MATERIAL SHOWN:
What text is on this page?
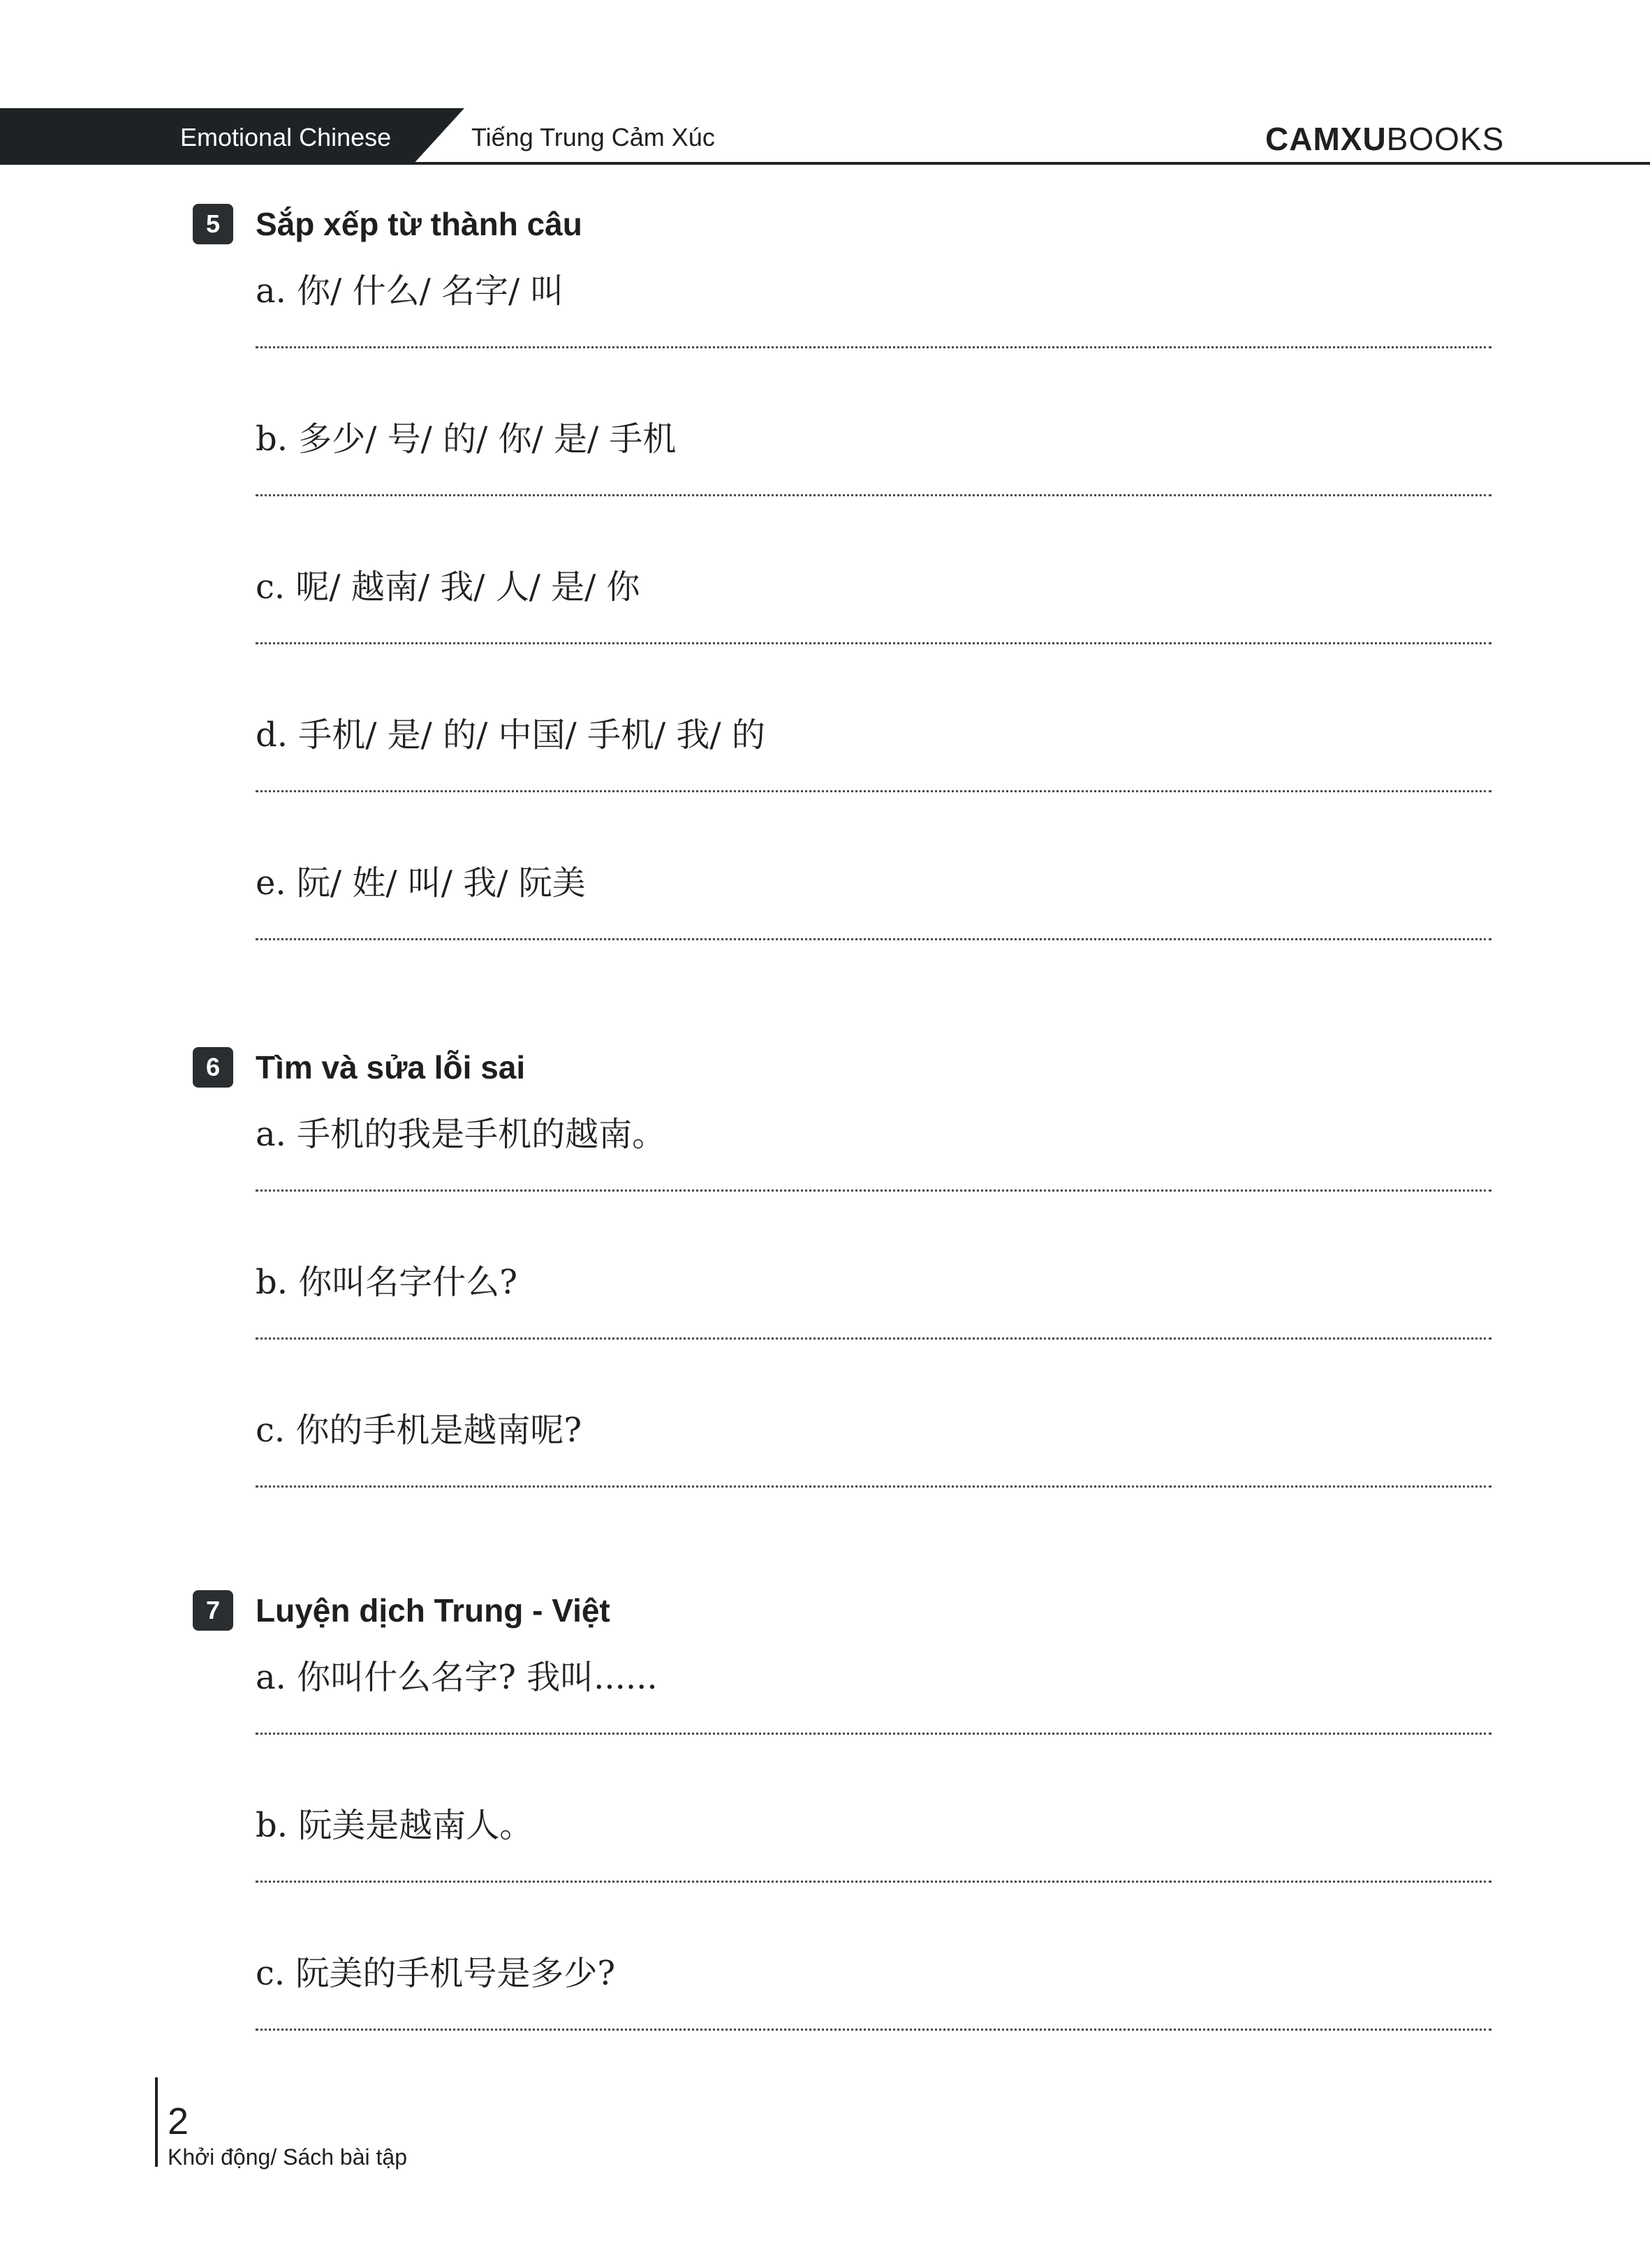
Emotional Chinese	Tiếng Trung Cảm Xúc	CAMXUBOOKS
5	Sắp xếp từ thành câu
a. 你/ 什么/ 名字/ 叫
b. 多少/ 号/ 的/ 你/ 是/ 手机
c. 呢/ 越南/ 我/ 人/ 是/ 你
d. 手机/ 是/ 的/ 中国/ 手机/ 我/ 的
e. 阮/ 姓/ 叫/ 我/ 阮美
6	Tìm và sửa lỗi sai
a. 手机的我是手机的越南。
b. 你叫名字什么?
c. 你的手机是越南呢?
7	Luyện dịch Trung - Việt
a. 你叫什么名字? 我叫......
b. 阮美是越南人。
c. 阮美的手机号是多少?
2
Khởi động/ Sách bài tập
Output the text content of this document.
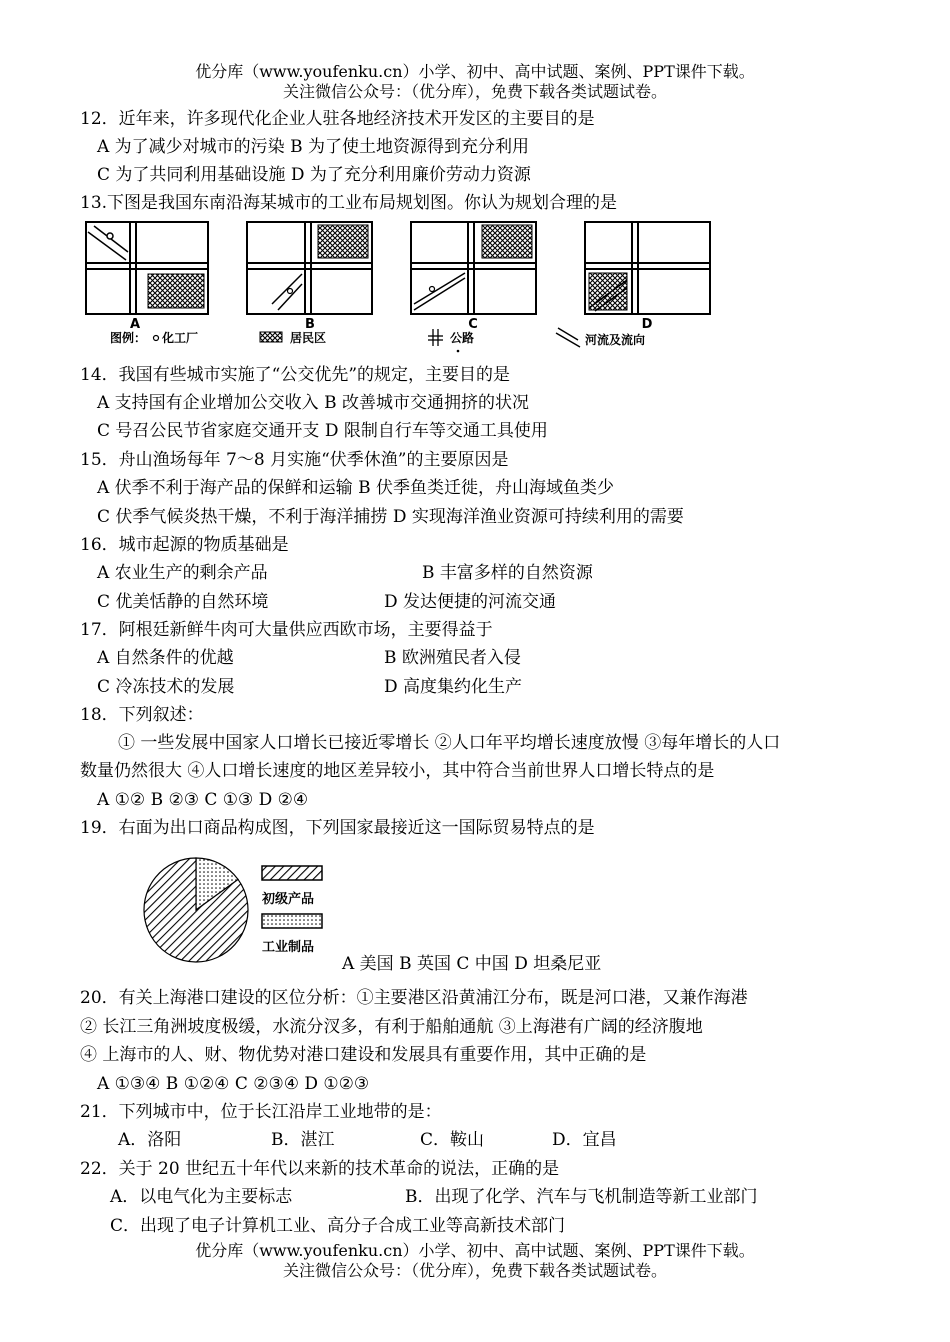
优分库（www.youfenku.cn）小学、初中、高中试题、案例、PPT课件下载。
关注微信公众号：（优分库），免费下载各类试题试卷。
12．近年来，许多现代化企业人驻各地经济技术开发区的主要目的是
A 为了减少对城市的污染 B 为了使土地资源得到充分利用
C 为了共同利用基础设施 D 为了充分利用廉价劳动力资源
13.下图是我国东南沿海某城市的工业布局规划图。你认为规划合理的是
A	B	C	D
图例： 化工厂	居民区	公路	河流及流向
14．我国有些城市实施了“公交优先”的规定，主要目的是
A 支持国有企业增加公交收入 B 改善城市交通拥挤的状况
C 号召公民节省家庭交通开支 D 限制自行车等交通工具使用
15．舟山渔场每年 7～8 月实施“伏季休渔”的主要原因是
A 伏季不利于海产品的保鲜和运输 B 伏季鱼类迁徙，舟山海域鱼类少
C 伏季气候炎热干燥，不利于海洋捕捞 D 实现海洋渔业资源可持续利用的需要
16．城市起源的物质基础是
A 农业生产的剩余产品	B 丰富多样的自然资源
C 优美恬静的自然环境	D 发达便捷的河流交通
17．阿根廷新鲜牛肉可大量供应西欧市场，主要得益于
A 自然条件的优越	B 欧洲殖民者入侵
C 冷冻技术的发展	D 高度集约化生产
18．下列叙述：
① 一些发展中国家人口增长已接近零增长 ②人口年平均增长速度放慢 ③每年增长的人口
数量仍然很大 ④人口增长速度的地区差异较小，其中符合当前世界人口增长特点的是
A ①② B ②③ C ①③ D ②④
19．右面为出口商品构成图，下列国家最接近这一国际贸易特点的是
初级产品
工业制品
A 美国 B 英国 C 中国 D 坦桑尼亚
20．有关上海港口建设的区位分析：①主要港区沿黄浦江分布，既是河口港，又兼作海港
② 长江三角洲坡度极缓，水流分汊多，有利于船舶通航 ③上海港有广阔的经济腹地
④ 上海市的人、财、物优势对港口建设和发展具有重要作用，其中正确的是
A ①③④ B ①②④ C ②③④ D ①②③
21．下列城市中，位于长江沿岸工业地带的是：
A．洛阳	B．湛江	C．鞍山	D．宜昌
22．关于 20 世纪五十年代以来新的技术革命的说法，正确的是
A．以电气化为主要标志	B．出现了化学、汽车与飞机制造等新工业部门
C．出现了电子计算机工业、高分子合成工业等高新技术部门
优分库（www.youfenku.cn）小学、初中、高中试题、案例、PPT课件下载。
关注微信公众号：（优分库），免费下载各类试题试卷。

EXERCISE REQUIREMENTS: Provide solely the number of lines in the data that include the word "Trung".

WRITTEN ANSWER: 2